**Instructions to follow**
Locate each line below that includes "modò" and reproduce it.

**Dataset records**
++++++++++
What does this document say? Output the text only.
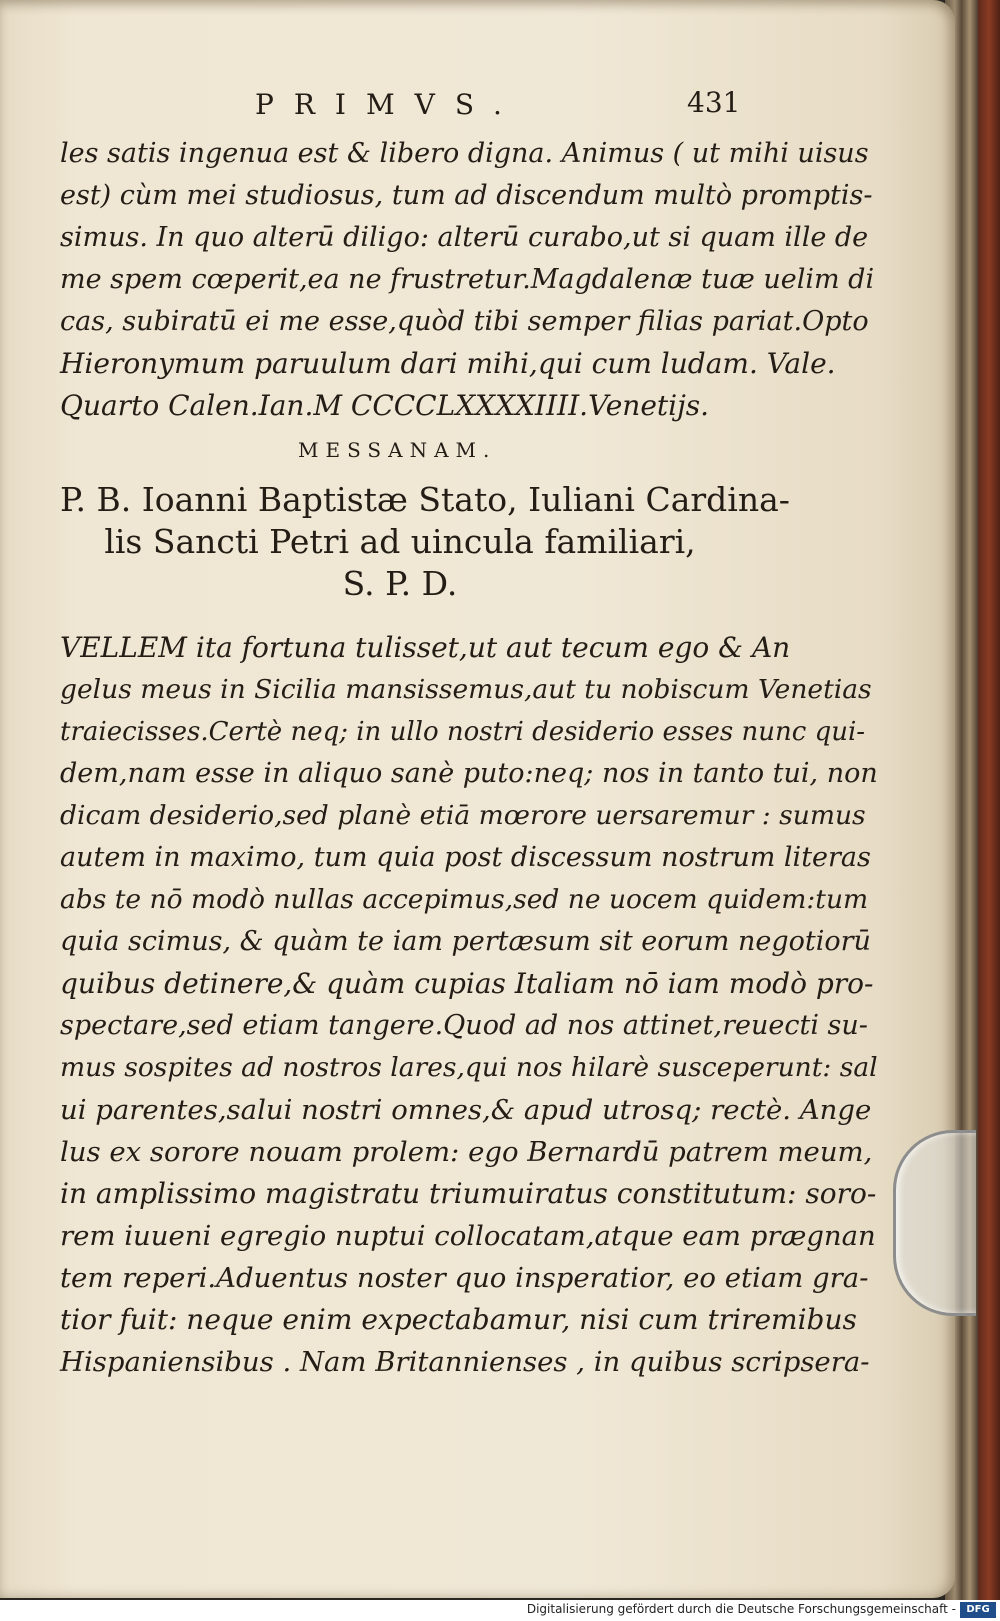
PRIMVS.	431
les satis ingenua est & libero digna. Animus ( ut mihi uisus
est) cùm mei studiosus, tum ad discendum multò promptis-
simus. In quo alterū diligo: alterū curabo,ut si quam ille de
me spem cœperit,ea ne frustretur.Magdalenæ tuæ uelim di
cas, subiratū ei me esse,quòd tibi semper filias pariat.Opto
Hieronymum paruulum dari mihi,qui cum ludam. Vale.
Quarto Calen.Ian.M CCCCLXXXXIIII.Venetijs.
MESSANAM.
P. B. Ioanni Baptistæ Stato, Iuliani Cardina-
lis Sancti Petri ad uincula familiari,
S. P. D.
VELLEM ita fortuna tulisset,ut aut tecum ego & An
gelus meus in Sicilia mansissemus,aut tu nobiscum Venetias
traiecisses.Certè neq; in ullo nostri desiderio esses nunc qui-
dem,nam esse in aliquo sanè puto:neq; nos in tanto tui, non
dicam desiderio,sed planè etiā mœrore uersaremur : sumus
autem in maximo, tum quia post discessum nostrum literas
abs te nō modò nullas accepimus,sed ne uocem quidem:tum
quia scimus, & quàm te iam pertæsum sit eorum negotiorū
quibus detinere,& quàm cupias Italiam nō iam modò pro-
spectare,sed etiam tangere.Quod ad nos attinet,reuecti su-
mus sospites ad nostros lares,qui nos hilarè susceperunt: sal
ui parentes,salui nostri omnes,& apud utrosq; rectè. Ange
lus ex sorore nouam prolem: ego Bernardū patrem meum,
in amplissimo magistratu triumuiratus constitutum: soro-
rem iuueni egregio nuptui collocatam,atque eam prægnan
tem reperi.Aduentus noster quo insperatior, eo etiam gra-
tior fuit: neque enim expectabamur, nisi cum triremibus
Hispaniensibus . Nam Britannienses , in quibus scripsera-
Digitalisierung gefördert durch die Deutsche Forschungsgemeinschaft -	DFG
++++++++++
**Exercise response**
abs te nō modò nullas accepimus,sed ne uocem quidem:tum
quibus detinere,& quàm cupias Italiam nō iam modò pro-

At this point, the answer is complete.